Exercise objective: Transcribe all the records exactly and omit any images they hold.

Data:
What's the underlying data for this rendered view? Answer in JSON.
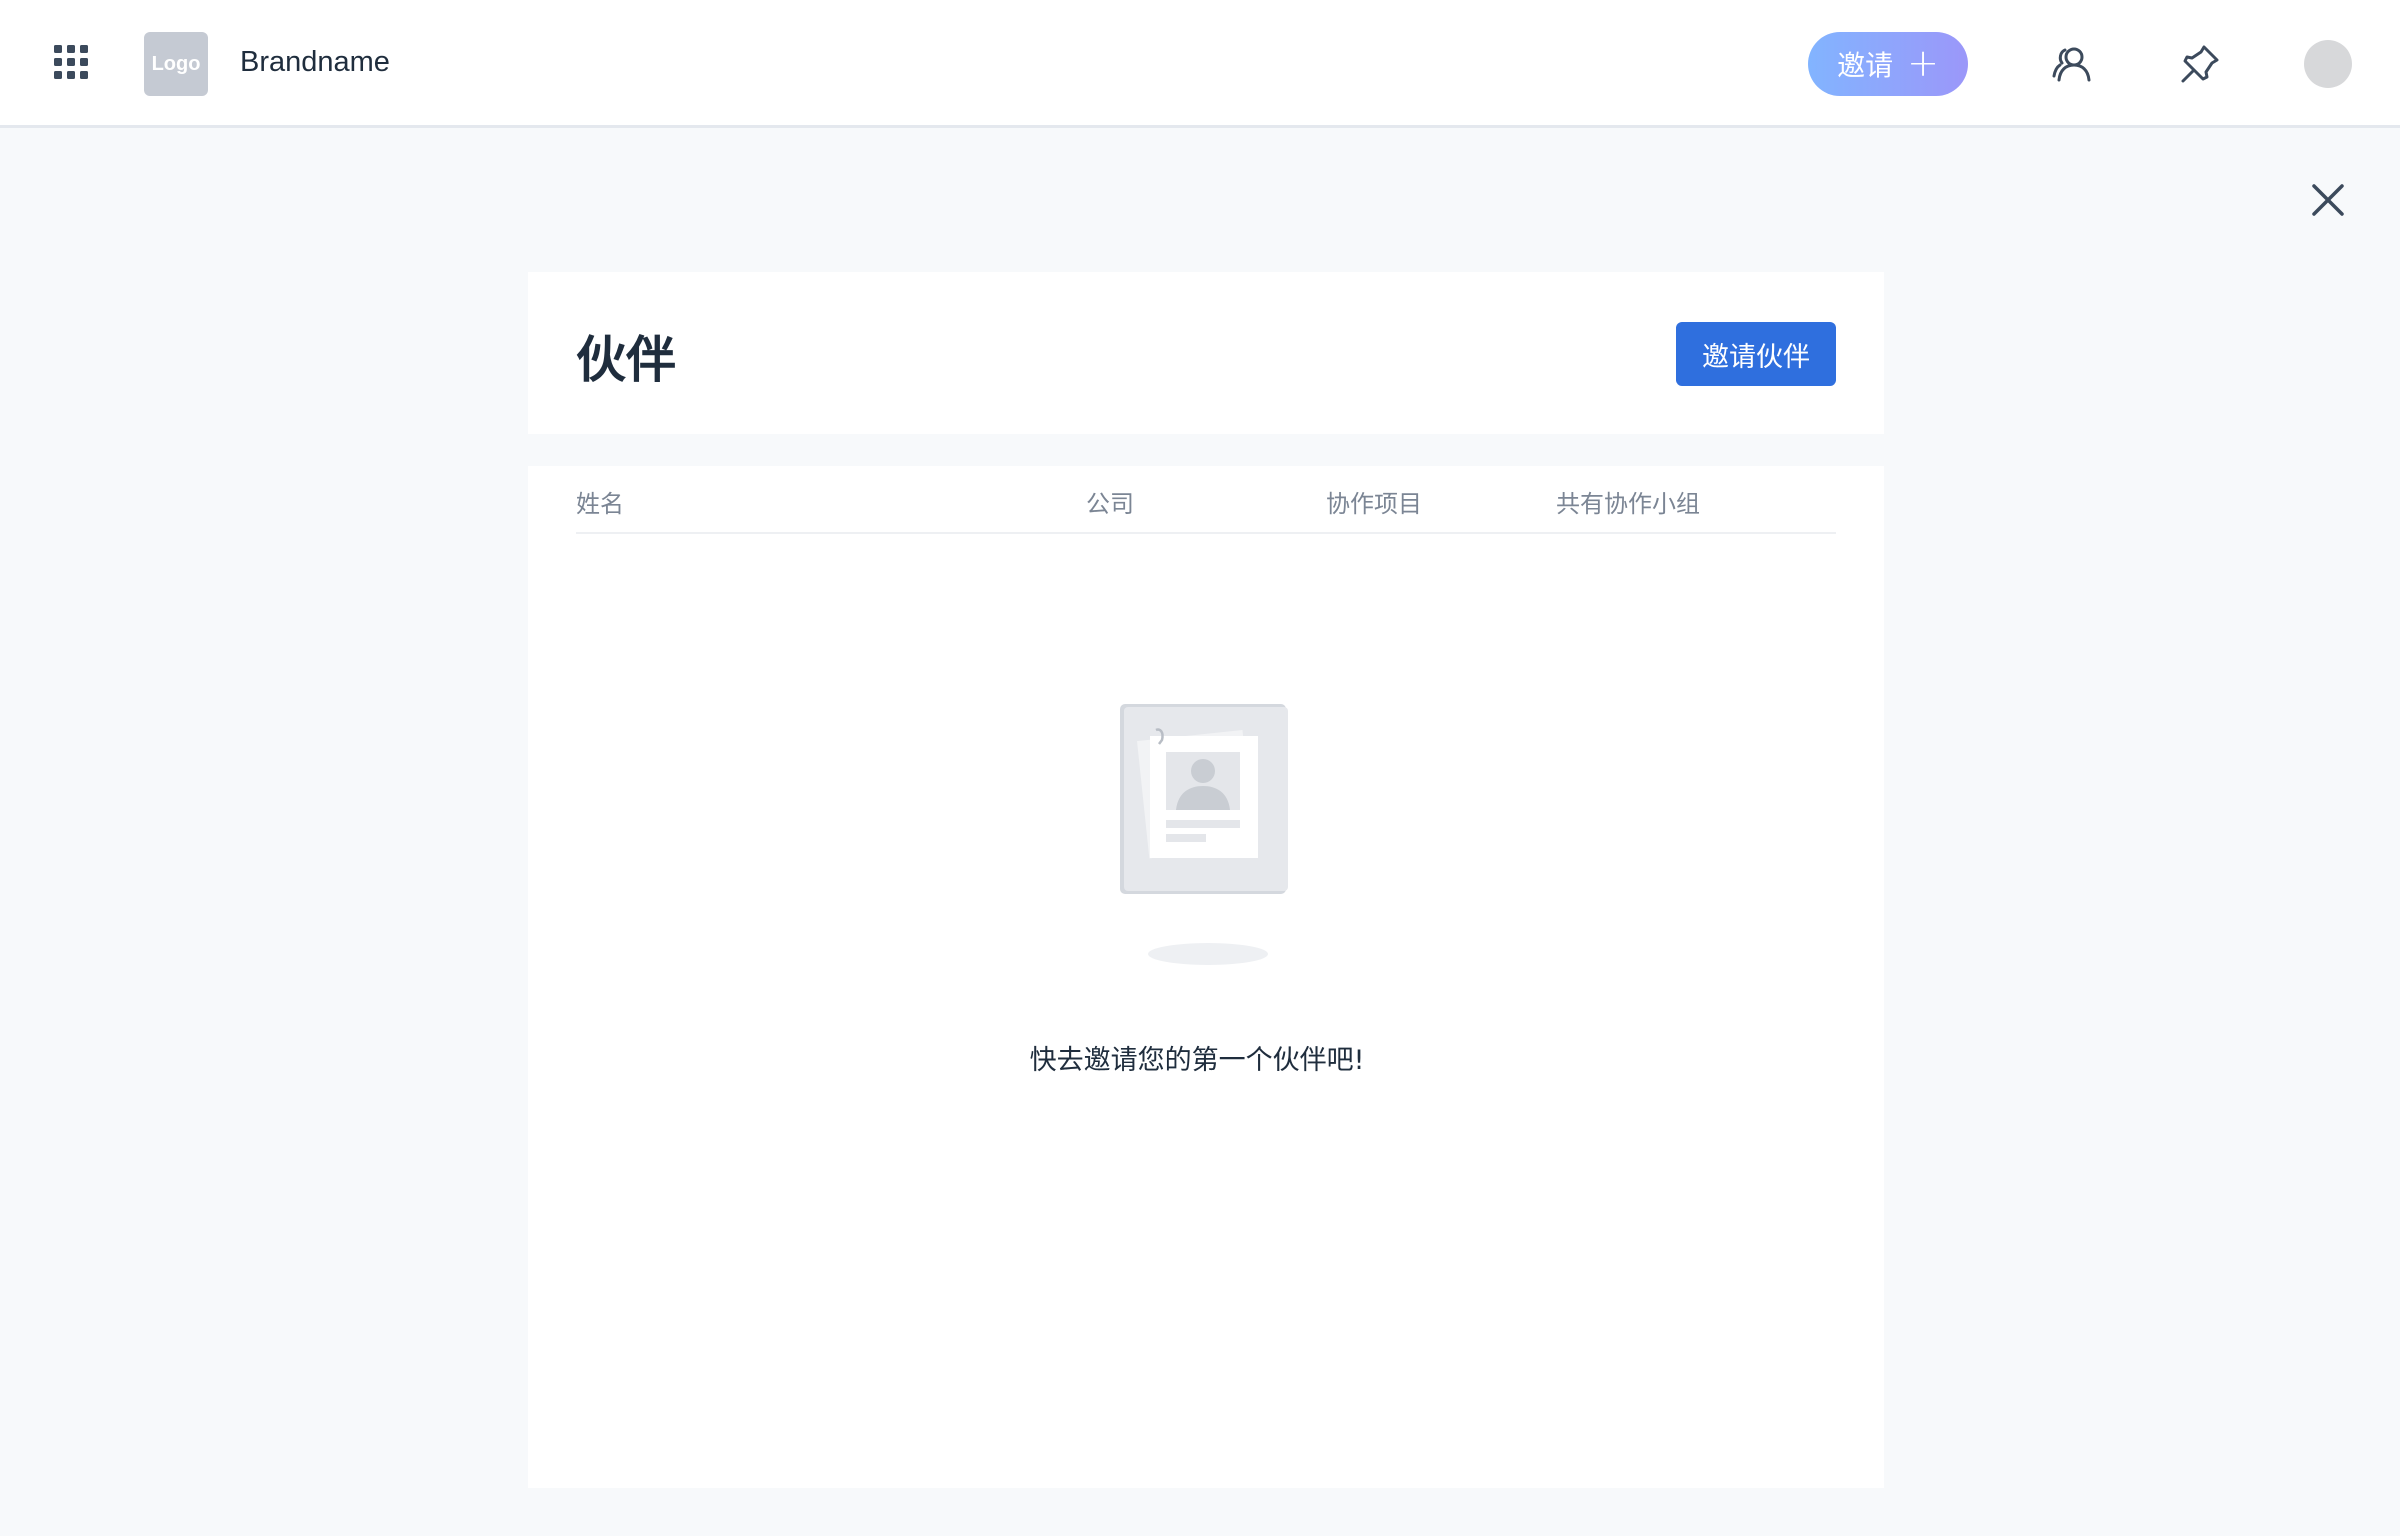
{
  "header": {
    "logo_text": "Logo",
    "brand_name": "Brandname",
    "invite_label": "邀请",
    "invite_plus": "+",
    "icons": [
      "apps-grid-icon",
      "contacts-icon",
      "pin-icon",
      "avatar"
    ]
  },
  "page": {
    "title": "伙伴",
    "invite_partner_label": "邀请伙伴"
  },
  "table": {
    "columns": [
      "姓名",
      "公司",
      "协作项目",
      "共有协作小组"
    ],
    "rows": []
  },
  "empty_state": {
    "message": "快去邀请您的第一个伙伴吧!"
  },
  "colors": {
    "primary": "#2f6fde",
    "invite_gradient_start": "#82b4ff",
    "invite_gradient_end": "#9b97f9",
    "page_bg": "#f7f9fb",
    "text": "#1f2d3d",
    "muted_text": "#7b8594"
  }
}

Output below:
What's the underlying data for this rendered view? Answer in JSON.
{
  "header": {
    "logo_text": "Logo",
    "brand_name": "Brandname",
    "invite_label": "邀请",
    "invite_plus": "+",
    "icons": [
      "apps-grid-icon",
      "contacts-icon",
      "pin-icon",
      "avatar"
    ]
  },
  "page": {
    "title": "伙伴",
    "invite_partner_label": "邀请伙伴"
  },
  "table": {
    "columns": [
      "姓名",
      "公司",
      "协作项目",
      "共有协作小组"
    ],
    "rows": []
  },
  "empty_state": {
    "message": "快去邀请您的第一个伙伴吧!"
  },
  "colors": {
    "primary": "#2f6fde",
    "invite_gradient_start": "#82b4ff",
    "invite_gradient_end": "#9b97f9",
    "page_bg": "#f7f9fb",
    "text": "#1f2d3d",
    "muted_text": "#7b8594"
  }
}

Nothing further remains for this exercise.